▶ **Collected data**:
※

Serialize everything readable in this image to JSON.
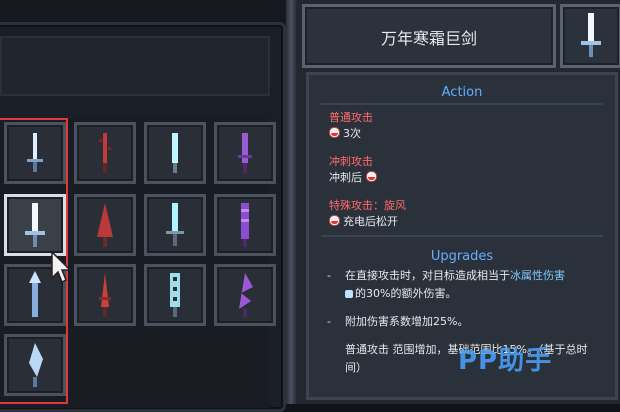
{
  "weapon": {
    "name": "万年寒霜巨剑"
  },
  "action": {
    "title": "Action",
    "moves": [
      {
        "name": "普通攻击",
        "input": "3次"
      },
      {
        "name": "冲刺攻击",
        "input": "冲刺后"
      },
      {
        "name": "特殊攻击：旋风",
        "input": "充电后松开"
      }
    ]
  },
  "upgrades": {
    "title": "Upgrades",
    "bullet": "-",
    "items": [
      {
        "pre": "在直接攻击时，对目标造成相当于",
        "highlight": "冰属性伤害",
        "post": "的30%的额外伤害。"
      },
      {
        "pre": "附加伤害系数增加25%。",
        "highlight": "",
        "post": ""
      }
    ],
    "extra": "普通攻击 范围增加，基础范围比15%。（基于总时间）"
  },
  "watermark": "PP助手",
  "colors": {
    "accent": "#5fb0ff",
    "label_red": "#ff6b6b",
    "selection": "#e03a3a"
  },
  "inventory": {
    "selected_index": 4,
    "slots": [
      "ice-sword-icon",
      "red-serrated-sword-icon",
      "cyan-sword-icon",
      "purple-sword-icon",
      "frost-greatsword-icon",
      "red-thorn-sword-icon",
      "cyan-longsword-icon",
      "purple-twisted-sword-icon",
      "blue-spear-icon",
      "red-spike-sword-icon",
      "chain-sword-icon",
      "purple-jagged-sword-icon",
      "ice-crystal-sword-icon"
    ]
  }
}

※

Gather and copy every line of the data in which the string "cyan" is found.

      "cyan-sword-icon",
      "cyan-longsword-icon",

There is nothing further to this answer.